© Osservatorio Artico
Un altro capitolo del diario di bordo di Enrico Peschiera, che ha intrapreso un viaggio-avventura attraverso le Svalbard a bordo del veliero Linden, organizzato dal nostro partner FRAMTours. Siamo a Ny-Ålesund, il villaggio della scienza.
È mattina. Salgo nella sala comune del Linden, elegante e calda, legno chiaro e divanetti rossi. Riempita una tazza di caffè all’americana (niente espresso da queste parti), getto lo sguardo dentro un oblò. C’è una nave, una nave molto grande, è una crociera. Un po’ più piccola di quelle che fanno lo skyline della mia Genova, colossi del mare alti più dei palazzi, ma pur sempre molto grande. La bandiera è francese: Ponant la compagnia, lei è la Le Lyrial. Bella no, a mio modo di vedere. Ma in qualche modo elegante.
Questa nave porta fino a trecento facoltosi passeggeri su e giù per i fiordi dell’arcipelago. La sua sorella maggiore, la Commandant Charcot, è l’unica nave di questo tipo in grado di raggiungere i 90 gradi nord. In gergo meno tecnico, il Polo Nord.

------------------------------

**BREVE ESERCIZIO A**.
Elenca tutte le navi citate per nome nel diario di viaggio.

**Voci del dataset di layout**.
------------------------------

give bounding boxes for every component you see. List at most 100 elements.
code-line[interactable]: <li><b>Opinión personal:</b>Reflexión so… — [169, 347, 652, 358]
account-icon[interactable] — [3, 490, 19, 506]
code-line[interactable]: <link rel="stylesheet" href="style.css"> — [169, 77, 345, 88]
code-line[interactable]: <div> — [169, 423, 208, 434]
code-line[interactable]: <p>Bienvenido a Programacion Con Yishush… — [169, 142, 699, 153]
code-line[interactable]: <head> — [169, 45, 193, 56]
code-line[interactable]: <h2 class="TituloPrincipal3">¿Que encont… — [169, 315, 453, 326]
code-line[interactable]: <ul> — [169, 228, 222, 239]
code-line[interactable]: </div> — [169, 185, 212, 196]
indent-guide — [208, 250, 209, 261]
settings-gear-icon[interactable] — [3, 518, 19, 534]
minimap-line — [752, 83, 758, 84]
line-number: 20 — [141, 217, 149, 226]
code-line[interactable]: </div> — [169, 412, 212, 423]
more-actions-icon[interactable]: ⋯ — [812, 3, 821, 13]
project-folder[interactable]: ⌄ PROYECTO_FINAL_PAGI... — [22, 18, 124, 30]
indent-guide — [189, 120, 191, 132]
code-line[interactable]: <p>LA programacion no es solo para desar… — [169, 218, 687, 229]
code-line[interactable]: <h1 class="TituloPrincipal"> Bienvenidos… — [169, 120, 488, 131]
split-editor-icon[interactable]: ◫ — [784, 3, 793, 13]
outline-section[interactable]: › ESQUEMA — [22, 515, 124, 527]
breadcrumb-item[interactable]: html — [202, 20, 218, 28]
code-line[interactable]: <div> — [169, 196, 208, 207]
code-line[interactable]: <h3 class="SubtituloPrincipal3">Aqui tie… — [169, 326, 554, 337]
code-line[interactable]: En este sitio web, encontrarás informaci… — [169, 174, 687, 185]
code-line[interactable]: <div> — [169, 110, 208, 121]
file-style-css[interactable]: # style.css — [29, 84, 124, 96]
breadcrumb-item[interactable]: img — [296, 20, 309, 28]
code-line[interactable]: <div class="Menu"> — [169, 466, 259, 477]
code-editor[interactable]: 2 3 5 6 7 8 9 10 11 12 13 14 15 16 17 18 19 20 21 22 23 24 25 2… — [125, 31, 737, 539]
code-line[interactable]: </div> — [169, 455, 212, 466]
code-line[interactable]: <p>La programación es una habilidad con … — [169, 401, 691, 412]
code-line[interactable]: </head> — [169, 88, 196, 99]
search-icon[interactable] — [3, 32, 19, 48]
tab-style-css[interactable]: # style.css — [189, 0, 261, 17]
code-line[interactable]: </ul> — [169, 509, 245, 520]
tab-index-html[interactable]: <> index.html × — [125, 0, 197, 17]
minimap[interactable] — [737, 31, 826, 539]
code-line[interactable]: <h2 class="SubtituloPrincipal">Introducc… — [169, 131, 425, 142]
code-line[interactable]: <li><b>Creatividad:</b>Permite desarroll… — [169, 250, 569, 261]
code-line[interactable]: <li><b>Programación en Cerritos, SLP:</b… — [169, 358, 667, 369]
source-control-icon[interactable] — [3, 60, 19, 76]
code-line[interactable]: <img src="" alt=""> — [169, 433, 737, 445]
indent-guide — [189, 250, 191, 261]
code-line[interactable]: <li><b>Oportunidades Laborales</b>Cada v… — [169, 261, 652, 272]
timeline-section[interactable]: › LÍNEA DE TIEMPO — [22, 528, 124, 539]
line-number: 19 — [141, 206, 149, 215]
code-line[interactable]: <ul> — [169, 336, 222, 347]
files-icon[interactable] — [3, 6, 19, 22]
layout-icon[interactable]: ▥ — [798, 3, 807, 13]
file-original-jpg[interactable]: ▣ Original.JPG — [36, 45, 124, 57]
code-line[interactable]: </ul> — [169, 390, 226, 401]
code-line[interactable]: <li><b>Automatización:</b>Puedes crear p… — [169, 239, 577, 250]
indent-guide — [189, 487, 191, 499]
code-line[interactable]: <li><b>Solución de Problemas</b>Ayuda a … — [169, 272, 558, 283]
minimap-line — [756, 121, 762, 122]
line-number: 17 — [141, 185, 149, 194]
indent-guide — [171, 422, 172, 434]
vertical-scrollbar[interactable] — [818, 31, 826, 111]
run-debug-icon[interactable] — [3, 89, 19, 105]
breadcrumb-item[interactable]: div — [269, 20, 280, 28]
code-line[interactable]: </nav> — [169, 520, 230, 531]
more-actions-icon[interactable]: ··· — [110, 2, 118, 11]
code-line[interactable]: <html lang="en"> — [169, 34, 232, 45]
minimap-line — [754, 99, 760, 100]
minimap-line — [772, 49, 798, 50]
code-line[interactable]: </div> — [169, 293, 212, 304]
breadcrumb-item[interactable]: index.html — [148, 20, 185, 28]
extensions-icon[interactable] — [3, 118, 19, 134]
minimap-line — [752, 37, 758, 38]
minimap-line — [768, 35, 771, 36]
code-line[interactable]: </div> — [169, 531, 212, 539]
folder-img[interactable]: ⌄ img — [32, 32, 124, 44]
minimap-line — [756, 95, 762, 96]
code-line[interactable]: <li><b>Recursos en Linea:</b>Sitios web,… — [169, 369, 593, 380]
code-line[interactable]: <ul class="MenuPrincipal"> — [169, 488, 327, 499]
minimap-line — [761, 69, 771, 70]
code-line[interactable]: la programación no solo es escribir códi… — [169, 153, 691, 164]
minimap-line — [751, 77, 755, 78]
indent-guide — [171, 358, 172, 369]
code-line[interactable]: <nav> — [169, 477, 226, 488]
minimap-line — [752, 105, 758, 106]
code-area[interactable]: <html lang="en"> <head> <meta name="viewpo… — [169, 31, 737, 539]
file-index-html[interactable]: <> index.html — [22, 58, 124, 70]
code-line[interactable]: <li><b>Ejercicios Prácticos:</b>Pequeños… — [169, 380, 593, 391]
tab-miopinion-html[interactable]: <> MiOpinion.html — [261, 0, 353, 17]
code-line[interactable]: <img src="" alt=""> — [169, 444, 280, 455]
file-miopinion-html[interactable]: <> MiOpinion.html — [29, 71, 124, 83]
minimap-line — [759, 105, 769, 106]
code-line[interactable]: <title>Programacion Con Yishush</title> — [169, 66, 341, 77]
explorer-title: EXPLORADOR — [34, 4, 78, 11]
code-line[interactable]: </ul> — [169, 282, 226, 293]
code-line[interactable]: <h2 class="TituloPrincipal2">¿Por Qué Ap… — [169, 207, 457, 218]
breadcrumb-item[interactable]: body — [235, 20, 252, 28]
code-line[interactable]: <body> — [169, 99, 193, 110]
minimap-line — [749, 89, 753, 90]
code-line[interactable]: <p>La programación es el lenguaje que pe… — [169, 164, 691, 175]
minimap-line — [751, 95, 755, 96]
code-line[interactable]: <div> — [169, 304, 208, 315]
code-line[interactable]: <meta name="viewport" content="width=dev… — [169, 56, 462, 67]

------------------------------

**BREVE ESERCIZIO B**.
Disponi in un elenco numerato le righe dei record a partire dall'inizio e fino alla riga che contiene "77, 345, 88]", inclusa.

**RISULTATO A**.
- Linden
- Le Lyrial
- Commandant Charcot

**RISULTATO B**.
1. give bounding boxes for every component you see. List at most 100 elements.
2. code-line[interactable]: <li><b>Opinión personal:</b>Reflexión so… — [169, 347, 652, 358]
3. account-icon[interactable] — [3, 490, 19, 506]
4. code-line[interactable]: <link rel="stylesheet" href="style.css"> — [169, 77, 345, 88]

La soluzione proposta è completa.